▸ Exercise aim
Using the listing below, copy every line that mentions "Storage".

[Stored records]

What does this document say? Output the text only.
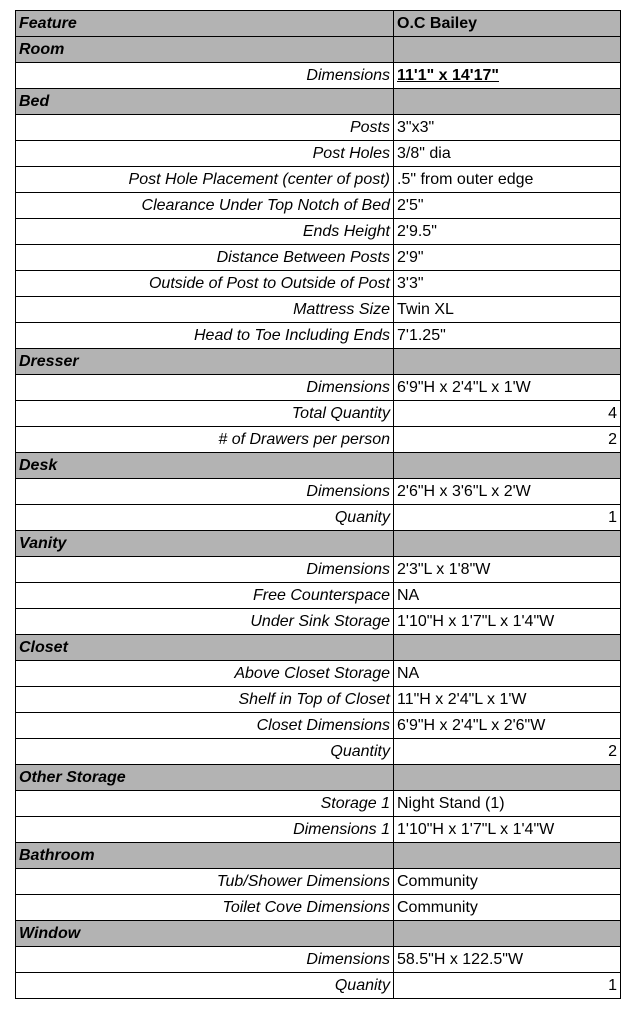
Feature	O.C Bailey
Room	
Dimensions	11'1" x 14'17"
Bed	
Posts	3"x3"
Post Holes	3/8" dia
Post Hole Placement (center of post)	.5" from outer edge
Clearance Under Top Notch of Bed	2'5"
Ends Height	2'9.5"
Distance Between Posts	2'9"
Outside of Post to Outside of Post	3'3"
Mattress Size	Twin XL
Head to Toe Including Ends	7'1.25"
Dresser	
Dimensions	6'9"H x 2'4"L x 1'W
Total Quantity	4
# of Drawers per person	2
Desk	
Dimensions	2'6"H x 3'6"L x 2'W
Quanity	1
Vanity	
Dimensions	2'3"L x 1'8"W
Free Counterspace	NA
Under Sink Storage	1'10"H x 1'7"L x 1'4"W
Closet	
Above Closet Storage	NA
Shelf in Top of Closet	11"H x 2'4"L x 1'W
Closet Dimensions	6'9"H x 2'4"L x 2'6"W
Quantity	2
Other Storage	
Storage 1	Night Stand (1)
Dimensions 1	1'10"H x 1'7"L x 1'4"W
Bathroom	
Tub/Shower Dimensions	Community
Toilet Cove Dimensions	Community
Window	
Dimensions	58.5"H x 122.5"W
Quanity	1
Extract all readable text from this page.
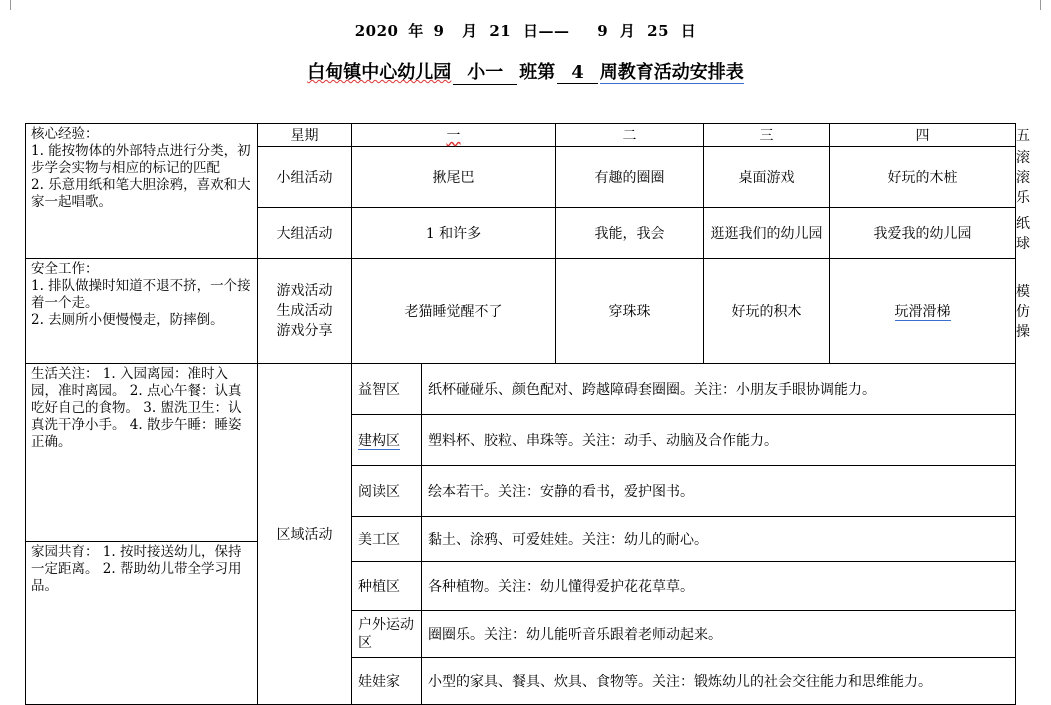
2020 年 9 月 21 日—— 9 月 25 日
白甸镇中心幼儿园 小一 班第 4 周教育活动安排表
核心经验：
1. 能按物体的外部特点进行分类，初步学会实物与相应的标记的匹配
2. 乐意用纸和笔大胆涂鸦，喜欢和大家一起唱歌。	星期	一		二	三	四	五
	小组活动	揪尾巴		有趣的圈圈	桌面游戏	好玩的木桩	滚滚乐
	大组活动	1 和许多		我能，我会	逛逛我们的幼儿园	我爱我的幼儿园	纸球

安全工作：
1. 排队做操时知道不退不挤，一个接着一个走。
2. 去厕所小便慢慢走，防摔倒。	游戏活动
生成活动
游戏分享	老猫睡觉醒不了		穿珠珠	好玩的积木	玩滑滑梯	模仿操

生活关注： 1. 入园离园：准时入园，准时离园。 2. 点心午餐：认真吃好自己的食物。 3. 盥洗卫生：认真洗干净小手。 4. 散步午睡：睡姿正确。
家园共育： 1. 按时接送幼儿，保持一定距离。 2. 帮助幼儿带全学习用品。	区域活动	益智区	纸杯碰碰乐、颜色配对、跨越障碍套圈圈。关注：小朋友手眼协调能力。				
		建构区	塑料杯、胶粒、串珠等。关注：动手、动脑及合作能力。				
		阅读区	绘本若干。关注：安静的看书，爱护图书。				
		美工区	黏土、涂鸦、可爱娃娃。关注：幼儿的耐心。				
		种植区	各种植物。关注：幼儿懂得爱护花花草草。				
		户外运动区	圈圈乐。关注：幼儿能听音乐跟着老师动起来。				
		娃娃家	小型的家具、餐具、炊具、食物等。关注：锻炼幼儿的社会交往能力和思维能力。				
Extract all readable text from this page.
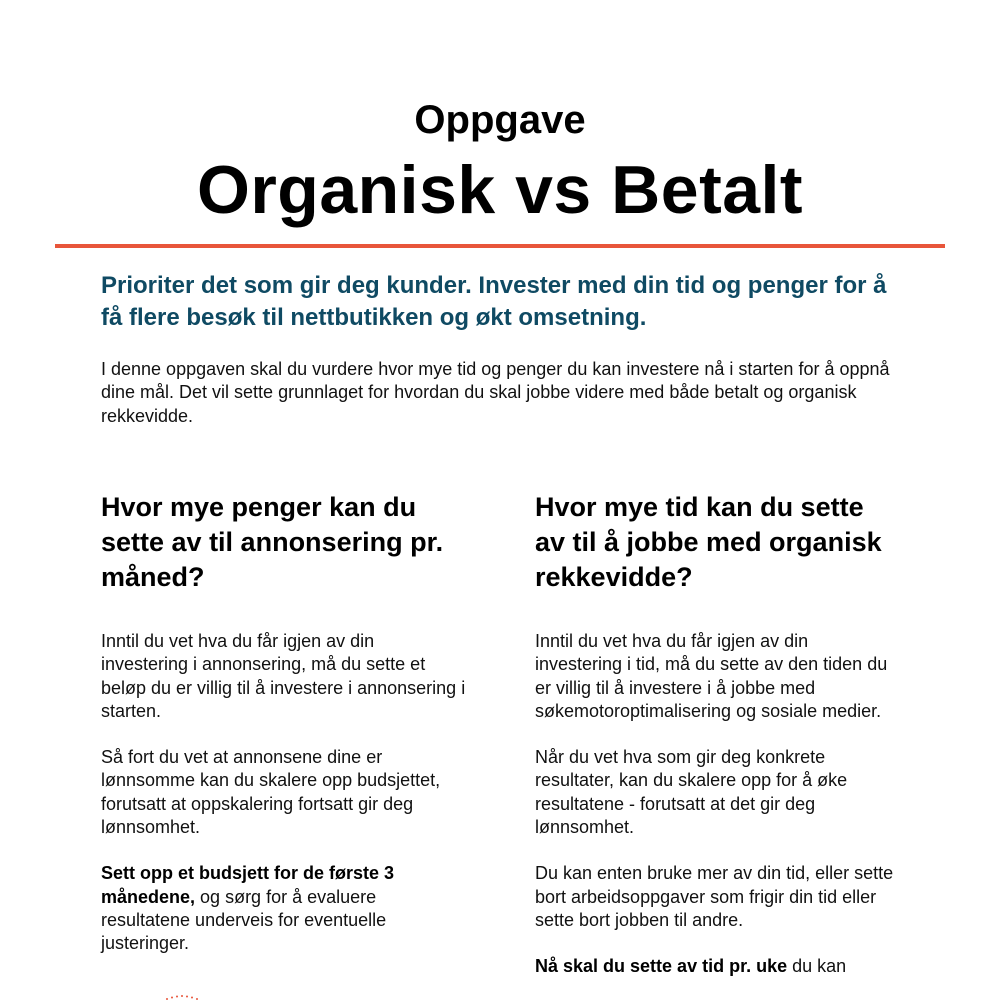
Oppgave
Organisk vs Betalt
Prioriter det som gir deg kunder. Invester med din tid og penger for å få flere besøk til nettbutikken og økt omsetning.
I denne oppgaven skal du vurdere hvor mye tid og penger du kan investere nå i starten for å oppnå dine mål. Det vil sette grunnlaget for hvordan du skal jobbe videre med både betalt og organisk rekkevidde.
Hvor mye penger kan du sette av til annonsering pr. måned?

Inntil du vet hva du får igjen av din investering i annonsering, må du sette et beløp du er villig til å investere i annonsering i starten.

Så fort du vet at annonsene dine er lønnsomme kan du skalere opp budsjettet, forutsatt at oppskalering fortsatt gir deg lønnsomhet.

Sett opp et budsjett for de første 3 månedene, og sørg for å evaluere resultatene underveis for eventuelle justeringer.

Hvor mye tid kan du sette av til å jobbe med organisk rekkevidde?

Inntil du vet hva du får igjen av din investering i tid, må du sette av den tiden du er villig til å investere i å jobbe med søkemotoroptimalisering og sosiale medier.

Når du vet hva som gir deg konkrete resultater, kan du skalere opp for å øke resultatene - forutsatt at det gir deg lønnsomhet.

Du kan enten bruke mer av din tid, eller sette bort arbeidsoppgaver som frigir din tid eller sette bort jobben til andre.

Nå skal du sette av tid pr. uke du kan
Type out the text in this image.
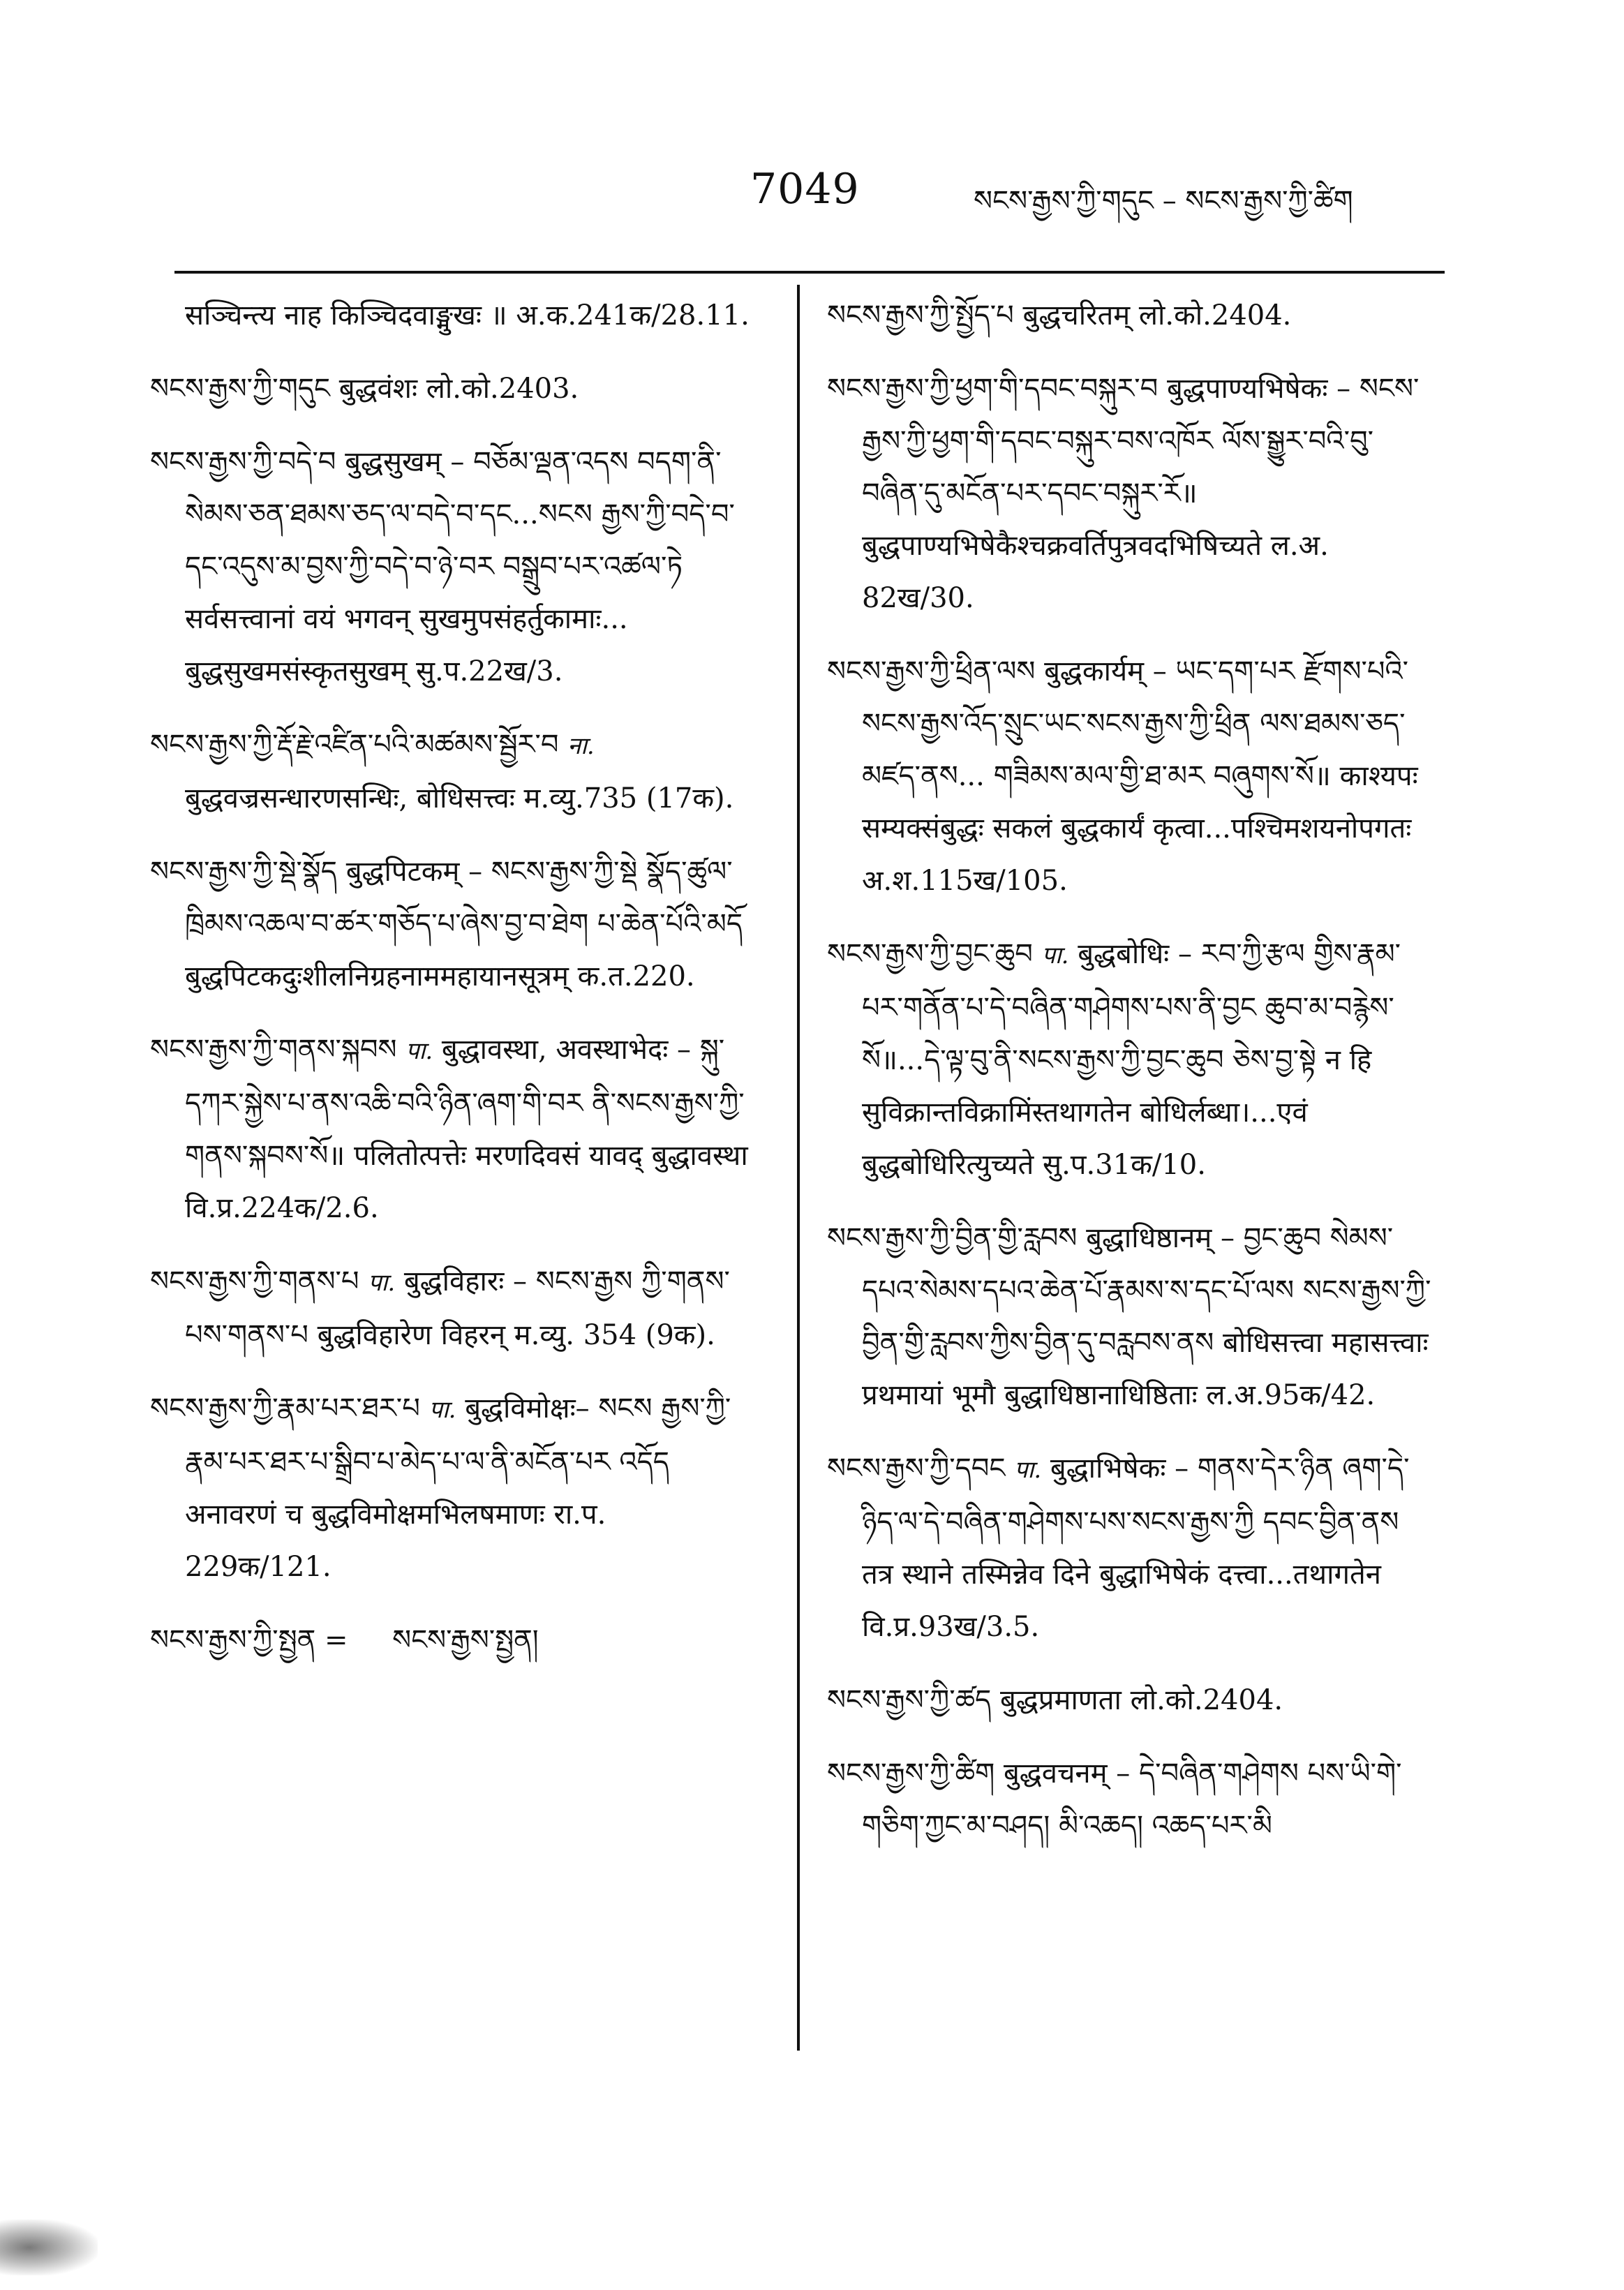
7049	སངས་རྒྱས་ཀྱི་གདུང – སངས་རྒྱས་ཀྱི་ཚིག

सञ्चिन्त्य नाह किञ्चिदवाङ्मुखः ॥ अ.क.241क/28.11.

སངས་རྒྱས་ཀྱི་གདུང बुद्धवंशः लो.को.2403.

སངས་རྒྱས་ཀྱི་བདེ་བ बुद्धसुखम् – བཅོམ་ལྡན་འདས བདག་ནི་སེམས་ཅན་ཐམས་ཅད་ལ་བདེ་བ་དང...སངས རྒྱས་ཀྱི་བདེ་བ་དང་འདུས་མ་བྱས་ཀྱི་བདེ་བ་ཉེ་བར བསྒྲུབ་པར་འཚལ་ཏེ सर्वसत्त्वानां वयं भगवन् सुखमुपसंहर्तुकामाः... बुद्धसुखमसंस्कृतसुखम् सु.प.22ख/3.

སངས་རྒྱས་ཀྱི་རྡོ་རྗེ་འཛིན་པའི་མཚམས་སྦྱོར་བ ना. बुद्धवज्रसन्धारणसन्धिः, बोधिसत्त्वः म.व्यु.735 (17क).

སངས་རྒྱས་ཀྱི་སྡེ་སྣོད बुद्धपिटकम् – སངས་རྒྱས་ཀྱི་སྡེ སྣོད་ཚུལ་ཁྲིམས་འཆལ་བ་ཚར་གཅོད་པ་ཞེས་བྱ་བ་ཐེག པ་ཆེན་པོའི་མདོ बुद्धपिटकदुःशीलनिग्रहनाममहायानसूत्रम् क.त.220.

སངས་རྒྱས་ཀྱི་གནས་སྐབས पा. बुद्धावस्था, अवस्थाभेदः – སྐུ་དཀར་སྐྱེས་པ་ནས་འཆི་བའི་ཉིན་ཞག་གི་བར ནི་སངས་རྒྱས་ཀྱི་གནས་སྐབས་སོ॥ पलितोत्पत्तेः मरणदिवसं यावद् बुद्धावस्था वि.प्र.224क/2.6.

སངས་རྒྱས་ཀྱི་གནས་པ पा. बुद्धविहारः – སངས་རྒྱས ཀྱི་གནས་པས་གནས་པ बुद्धविहारेण विहरन् म.व्यु. 354 (9क).

སངས་རྒྱས་ཀྱི་རྣམ་པར་ཐར་པ पा. बुद्धविमोक्षः– སངས རྒྱས་ཀྱི་རྣམ་པར་ཐར་པ་སྒྲིབ་པ་མེད་པ་ལ་ནི་མངོན་པར འདོད अनावरणं च बुद्धविमोक्षमभिलषमाणः रा.प. 229क/121.

སངས་རྒྱས་ཀྱི་སྤྱན =     སངས་རྒྱས་སྤྱན།

སངས་རྒྱས་ཀྱི་སྤྱོད་པ बुद्धचरितम् लो.को.2404.

སངས་རྒྱས་ཀྱི་ཕྱག་གི་དབང་བསྐུར་བ बुद्धपाण्यभिषेकः – སངས་རྒྱས་ཀྱི་ཕྱག་གི་དབང་བསྐུར་བས་འཁོར ལོས་སྒྱུར་བའི་བུ་བཞིན་དུ་མངོན་པར་དབང་བསྐུར་རོ॥ बुद्धपाण्यभिषेकैश्चक्रवर्तिपुत्रवदभिषिच्यते ल.अ. 82ख/30.

སངས་རྒྱས་ཀྱི་ཕྲིན་ལས बुद्धकार्यम् – ཡང་དག་པར རྫོགས་པའི་སངས་རྒྱས་འོད་སྲུང་ཡང་སངས་རྒྱས་ཀྱི་ཕྲིན ལས་ཐམས་ཅད་མཛད་ནས... གཟིམས་མལ་གྱི་ཐ་མར བཞུགས་སོ॥ काश्यपः सम्यक्संबुद्धः सकलं बुद्धकार्यं कृत्वा...पश्चिमशयनोपगतः अ.श.115ख/105.

སངས་རྒྱས་ཀྱི་བྱང་ཆུབ पा. बुद्धबोधिः – རབ་ཀྱི་རྩལ གྱིས་རྣམ་པར་གནོན་པ་དེ་བཞིན་གཤེགས་པས་ནི་བྱང ཆུབ་མ་བརྙེས་སོ॥...དེ་ལྟ་བུ་ནི་སངས་རྒྱས་ཀྱི་བྱང་ཆུབ ཅེས་བྱ་སྟེ न हि सुविक्रान्तविक्रामिंस्तथागतेन बोधिर्लब्धा।...एवं बुद्धबोधिरित्युच्यते सु.प.31क/10.

སངས་རྒྱས་ཀྱི་བྱིན་གྱི་རླབས बुद्धाधिष्ठानम् – བྱང་ཆུབ སེམས་དཔའ་སེམས་དཔའ་ཆེན་པོ་རྣམས་ས་དང་པོ་ལས སངས་རྒྱས་ཀྱི་བྱིན་གྱི་རླབས་ཀྱིས་བྱིན་དུ་བརླབས་ནས बोधिसत्त्वा महासत्त्वाः प्रथमायां भूमौ बुद्धाधिष्ठानाधिष्ठिताः ल.अ.95क/42.

སངས་རྒྱས་ཀྱི་དབང पा. बुद्धाभिषेकः – གནས་དེར་ཉིན ཞག་དེ་ཉིད་ལ་དེ་བཞིན་གཤེགས་པས་སངས་རྒྱས་ཀྱི དབང་བྱིན་ནས तत्र स्थाने तस्मिन्नेव दिने बुद्धाभिषेकं दत्त्वा...तथागतेन वि.प्र.93ख/3.5.

སངས་རྒྱས་ཀྱི་ཚད बुद्धप्रमाणता लो.को.2404.

སངས་རྒྱས་ཀྱི་ཚིག बुद्धवचनम् – དེ་བཞིན་གཤེགས པས་ཡི་གེ་གཅིག་ཀྱང་མ་བཤད། མི་འཆད། འཆད་པར་མི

▸ Answer in full
Under Sink Storage	1'10"H x 1'7"L x 1'4"W
Above Closet Storage	NA
Other Storage	
Storage 1	Night Stand (1)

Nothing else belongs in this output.